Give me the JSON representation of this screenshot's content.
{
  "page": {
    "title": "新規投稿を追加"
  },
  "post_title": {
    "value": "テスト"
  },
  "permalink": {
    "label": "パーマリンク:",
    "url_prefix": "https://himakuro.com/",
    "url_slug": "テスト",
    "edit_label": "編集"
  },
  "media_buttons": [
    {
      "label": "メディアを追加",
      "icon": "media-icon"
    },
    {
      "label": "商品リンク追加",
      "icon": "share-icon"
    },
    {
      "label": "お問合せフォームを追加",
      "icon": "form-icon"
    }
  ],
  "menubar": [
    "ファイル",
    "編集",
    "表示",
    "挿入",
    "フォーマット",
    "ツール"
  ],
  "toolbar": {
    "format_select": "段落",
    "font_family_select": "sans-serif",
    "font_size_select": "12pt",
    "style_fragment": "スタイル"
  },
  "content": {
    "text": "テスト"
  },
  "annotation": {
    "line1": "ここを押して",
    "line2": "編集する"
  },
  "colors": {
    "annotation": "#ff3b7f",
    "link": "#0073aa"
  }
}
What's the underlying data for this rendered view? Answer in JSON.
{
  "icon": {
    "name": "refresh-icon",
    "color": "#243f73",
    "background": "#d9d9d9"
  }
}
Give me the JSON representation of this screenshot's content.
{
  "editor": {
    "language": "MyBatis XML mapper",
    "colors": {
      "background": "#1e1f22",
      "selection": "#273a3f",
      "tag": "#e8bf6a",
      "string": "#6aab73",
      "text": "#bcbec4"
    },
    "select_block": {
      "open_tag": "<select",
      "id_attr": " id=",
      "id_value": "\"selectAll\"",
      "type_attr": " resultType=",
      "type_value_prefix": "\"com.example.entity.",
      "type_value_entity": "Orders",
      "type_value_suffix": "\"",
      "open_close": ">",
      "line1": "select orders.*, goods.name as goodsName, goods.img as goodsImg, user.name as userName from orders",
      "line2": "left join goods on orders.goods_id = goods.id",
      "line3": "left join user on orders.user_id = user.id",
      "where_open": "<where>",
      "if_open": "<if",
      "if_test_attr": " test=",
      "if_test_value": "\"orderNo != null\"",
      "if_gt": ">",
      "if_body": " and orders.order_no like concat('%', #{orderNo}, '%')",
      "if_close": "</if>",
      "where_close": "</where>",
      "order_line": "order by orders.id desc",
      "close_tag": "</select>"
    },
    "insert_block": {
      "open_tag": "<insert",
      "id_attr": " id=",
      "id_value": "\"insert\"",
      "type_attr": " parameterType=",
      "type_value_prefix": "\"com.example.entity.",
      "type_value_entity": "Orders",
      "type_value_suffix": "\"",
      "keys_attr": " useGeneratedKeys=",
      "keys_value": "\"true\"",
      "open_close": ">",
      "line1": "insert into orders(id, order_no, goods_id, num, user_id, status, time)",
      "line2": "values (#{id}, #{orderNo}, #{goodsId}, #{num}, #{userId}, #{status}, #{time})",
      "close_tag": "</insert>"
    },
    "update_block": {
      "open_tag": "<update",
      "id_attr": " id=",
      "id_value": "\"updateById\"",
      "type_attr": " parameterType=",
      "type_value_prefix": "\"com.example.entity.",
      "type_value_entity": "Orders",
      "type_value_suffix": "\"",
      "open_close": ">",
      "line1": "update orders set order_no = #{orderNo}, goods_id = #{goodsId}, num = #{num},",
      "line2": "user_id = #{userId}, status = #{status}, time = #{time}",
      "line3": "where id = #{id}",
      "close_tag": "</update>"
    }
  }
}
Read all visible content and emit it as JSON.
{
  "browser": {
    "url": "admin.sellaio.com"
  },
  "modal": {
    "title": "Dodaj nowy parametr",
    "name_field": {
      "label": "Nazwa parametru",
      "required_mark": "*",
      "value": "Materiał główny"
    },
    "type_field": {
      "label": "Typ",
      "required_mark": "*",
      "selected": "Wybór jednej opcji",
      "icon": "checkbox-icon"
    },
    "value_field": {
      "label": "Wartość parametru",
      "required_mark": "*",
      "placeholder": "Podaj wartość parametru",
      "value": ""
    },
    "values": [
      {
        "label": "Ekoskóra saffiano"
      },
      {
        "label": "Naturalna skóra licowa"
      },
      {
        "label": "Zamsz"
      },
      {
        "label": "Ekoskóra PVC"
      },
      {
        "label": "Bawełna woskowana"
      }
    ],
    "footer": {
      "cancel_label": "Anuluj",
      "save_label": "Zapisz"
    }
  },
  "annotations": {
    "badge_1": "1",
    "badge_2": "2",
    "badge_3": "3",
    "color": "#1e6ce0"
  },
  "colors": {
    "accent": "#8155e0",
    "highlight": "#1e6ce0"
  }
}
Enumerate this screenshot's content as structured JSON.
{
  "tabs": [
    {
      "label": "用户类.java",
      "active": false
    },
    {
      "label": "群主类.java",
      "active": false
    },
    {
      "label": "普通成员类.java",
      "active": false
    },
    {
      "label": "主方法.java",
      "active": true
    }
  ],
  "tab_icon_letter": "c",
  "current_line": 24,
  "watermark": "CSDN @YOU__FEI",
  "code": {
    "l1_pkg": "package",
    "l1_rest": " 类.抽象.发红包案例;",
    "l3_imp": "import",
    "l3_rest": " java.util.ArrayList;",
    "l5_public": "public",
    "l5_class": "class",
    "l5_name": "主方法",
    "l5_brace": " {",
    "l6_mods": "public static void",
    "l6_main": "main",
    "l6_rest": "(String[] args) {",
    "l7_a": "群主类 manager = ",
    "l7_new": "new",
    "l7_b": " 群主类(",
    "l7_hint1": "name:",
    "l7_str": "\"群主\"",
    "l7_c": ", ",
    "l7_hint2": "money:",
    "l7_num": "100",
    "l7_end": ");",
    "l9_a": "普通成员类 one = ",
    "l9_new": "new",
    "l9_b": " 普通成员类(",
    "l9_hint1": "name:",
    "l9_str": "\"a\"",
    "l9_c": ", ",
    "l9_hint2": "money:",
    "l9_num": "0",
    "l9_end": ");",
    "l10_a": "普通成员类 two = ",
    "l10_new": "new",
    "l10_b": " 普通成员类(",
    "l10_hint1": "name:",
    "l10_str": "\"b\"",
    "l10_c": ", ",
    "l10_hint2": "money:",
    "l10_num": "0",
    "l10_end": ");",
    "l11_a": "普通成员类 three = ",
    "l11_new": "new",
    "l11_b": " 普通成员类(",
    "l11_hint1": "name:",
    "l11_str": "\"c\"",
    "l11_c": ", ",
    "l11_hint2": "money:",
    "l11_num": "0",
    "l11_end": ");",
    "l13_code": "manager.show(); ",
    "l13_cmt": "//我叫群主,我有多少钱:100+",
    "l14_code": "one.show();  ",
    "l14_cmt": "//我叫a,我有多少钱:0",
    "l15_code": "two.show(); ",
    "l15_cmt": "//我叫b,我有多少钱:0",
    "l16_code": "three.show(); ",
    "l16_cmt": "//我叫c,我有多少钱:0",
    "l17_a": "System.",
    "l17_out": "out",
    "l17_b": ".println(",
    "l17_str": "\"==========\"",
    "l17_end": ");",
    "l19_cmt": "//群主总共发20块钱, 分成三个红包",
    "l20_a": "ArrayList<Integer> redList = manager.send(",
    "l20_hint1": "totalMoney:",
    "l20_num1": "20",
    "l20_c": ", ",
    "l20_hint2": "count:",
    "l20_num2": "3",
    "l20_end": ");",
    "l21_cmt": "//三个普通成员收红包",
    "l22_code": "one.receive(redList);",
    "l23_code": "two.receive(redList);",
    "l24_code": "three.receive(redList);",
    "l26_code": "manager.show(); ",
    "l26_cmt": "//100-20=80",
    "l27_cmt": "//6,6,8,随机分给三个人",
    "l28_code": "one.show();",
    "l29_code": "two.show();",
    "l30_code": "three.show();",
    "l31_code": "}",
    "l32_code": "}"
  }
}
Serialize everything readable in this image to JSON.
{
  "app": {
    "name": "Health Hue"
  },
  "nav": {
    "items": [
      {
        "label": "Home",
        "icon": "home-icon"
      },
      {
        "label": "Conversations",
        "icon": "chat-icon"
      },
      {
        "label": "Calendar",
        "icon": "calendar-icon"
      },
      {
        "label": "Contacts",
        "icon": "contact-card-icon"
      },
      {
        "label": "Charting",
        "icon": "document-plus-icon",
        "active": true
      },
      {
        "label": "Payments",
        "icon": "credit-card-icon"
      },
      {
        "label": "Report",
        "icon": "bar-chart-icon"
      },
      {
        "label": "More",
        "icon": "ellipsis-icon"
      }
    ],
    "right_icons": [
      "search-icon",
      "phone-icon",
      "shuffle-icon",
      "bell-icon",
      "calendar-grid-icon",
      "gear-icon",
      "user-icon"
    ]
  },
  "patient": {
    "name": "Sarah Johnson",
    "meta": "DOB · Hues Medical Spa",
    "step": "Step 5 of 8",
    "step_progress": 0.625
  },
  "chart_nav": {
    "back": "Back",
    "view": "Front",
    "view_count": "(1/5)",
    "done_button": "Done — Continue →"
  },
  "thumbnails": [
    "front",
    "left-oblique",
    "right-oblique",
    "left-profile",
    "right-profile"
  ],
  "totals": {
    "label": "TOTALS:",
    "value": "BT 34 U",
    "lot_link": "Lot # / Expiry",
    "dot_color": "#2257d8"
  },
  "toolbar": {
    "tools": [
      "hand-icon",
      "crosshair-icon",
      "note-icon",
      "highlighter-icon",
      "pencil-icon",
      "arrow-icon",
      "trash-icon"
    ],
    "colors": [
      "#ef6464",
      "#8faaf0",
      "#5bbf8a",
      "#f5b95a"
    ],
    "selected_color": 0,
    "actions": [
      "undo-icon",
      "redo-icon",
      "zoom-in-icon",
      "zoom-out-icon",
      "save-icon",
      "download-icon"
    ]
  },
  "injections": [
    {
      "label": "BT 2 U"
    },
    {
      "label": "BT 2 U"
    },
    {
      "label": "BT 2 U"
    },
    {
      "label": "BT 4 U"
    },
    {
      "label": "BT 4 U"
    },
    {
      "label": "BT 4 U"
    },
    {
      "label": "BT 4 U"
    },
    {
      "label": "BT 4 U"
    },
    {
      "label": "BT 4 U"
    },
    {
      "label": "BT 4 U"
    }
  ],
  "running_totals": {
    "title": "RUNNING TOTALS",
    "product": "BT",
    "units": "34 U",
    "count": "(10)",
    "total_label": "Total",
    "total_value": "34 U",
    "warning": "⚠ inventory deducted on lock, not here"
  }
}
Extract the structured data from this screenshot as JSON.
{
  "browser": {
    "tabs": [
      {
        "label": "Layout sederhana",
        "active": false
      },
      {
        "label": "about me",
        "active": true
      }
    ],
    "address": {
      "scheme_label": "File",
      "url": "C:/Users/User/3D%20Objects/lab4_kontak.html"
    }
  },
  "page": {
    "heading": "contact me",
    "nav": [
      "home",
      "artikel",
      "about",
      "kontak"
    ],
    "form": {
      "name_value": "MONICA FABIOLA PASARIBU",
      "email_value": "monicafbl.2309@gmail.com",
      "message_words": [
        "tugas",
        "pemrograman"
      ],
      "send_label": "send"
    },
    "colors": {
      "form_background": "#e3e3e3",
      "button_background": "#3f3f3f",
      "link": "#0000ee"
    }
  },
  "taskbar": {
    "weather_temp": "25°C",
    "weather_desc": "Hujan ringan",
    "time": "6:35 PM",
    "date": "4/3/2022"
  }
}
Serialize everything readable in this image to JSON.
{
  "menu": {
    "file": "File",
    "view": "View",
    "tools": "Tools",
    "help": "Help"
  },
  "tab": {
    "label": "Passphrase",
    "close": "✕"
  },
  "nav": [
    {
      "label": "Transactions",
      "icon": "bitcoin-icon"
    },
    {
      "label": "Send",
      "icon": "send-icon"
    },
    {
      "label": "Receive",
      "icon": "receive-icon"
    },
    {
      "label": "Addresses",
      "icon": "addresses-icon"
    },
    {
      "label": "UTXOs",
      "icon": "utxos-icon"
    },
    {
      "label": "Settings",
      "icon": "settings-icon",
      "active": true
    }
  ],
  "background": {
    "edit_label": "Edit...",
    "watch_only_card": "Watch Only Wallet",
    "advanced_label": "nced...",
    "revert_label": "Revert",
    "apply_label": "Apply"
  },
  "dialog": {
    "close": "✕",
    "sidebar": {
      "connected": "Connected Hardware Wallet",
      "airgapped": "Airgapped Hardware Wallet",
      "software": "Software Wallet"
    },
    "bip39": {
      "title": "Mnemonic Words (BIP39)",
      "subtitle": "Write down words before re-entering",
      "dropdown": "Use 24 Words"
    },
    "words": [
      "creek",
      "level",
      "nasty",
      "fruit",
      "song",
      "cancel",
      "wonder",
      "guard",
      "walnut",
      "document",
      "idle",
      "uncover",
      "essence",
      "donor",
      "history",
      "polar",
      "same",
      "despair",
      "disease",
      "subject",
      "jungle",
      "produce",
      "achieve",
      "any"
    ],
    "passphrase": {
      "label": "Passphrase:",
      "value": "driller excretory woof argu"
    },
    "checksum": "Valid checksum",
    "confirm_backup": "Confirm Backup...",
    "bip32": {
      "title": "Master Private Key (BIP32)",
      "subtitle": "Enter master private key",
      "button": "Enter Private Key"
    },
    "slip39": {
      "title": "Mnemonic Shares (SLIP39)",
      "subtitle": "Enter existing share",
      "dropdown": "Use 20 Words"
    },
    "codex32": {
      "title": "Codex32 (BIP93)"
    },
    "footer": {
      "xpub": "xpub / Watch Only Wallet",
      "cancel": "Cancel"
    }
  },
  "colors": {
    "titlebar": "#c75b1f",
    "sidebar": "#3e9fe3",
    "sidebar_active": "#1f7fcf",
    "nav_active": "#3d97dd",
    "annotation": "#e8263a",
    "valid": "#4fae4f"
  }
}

Problem to solve ::
Wherever a line in the data above holds "time", copy that line.

Task result ::
      "line1": "insert into orders(id, order_no, goods_id, num, user_id, status, time)",
      "line2": "values (#{id}, #{orderNo}, #{goodsId}, #{num}, #{userId}, #{status}, #{time})",
      "line2": "user_id = #{userId}, status = #{status}, time = #{time}",
    "time": "6:35 PM",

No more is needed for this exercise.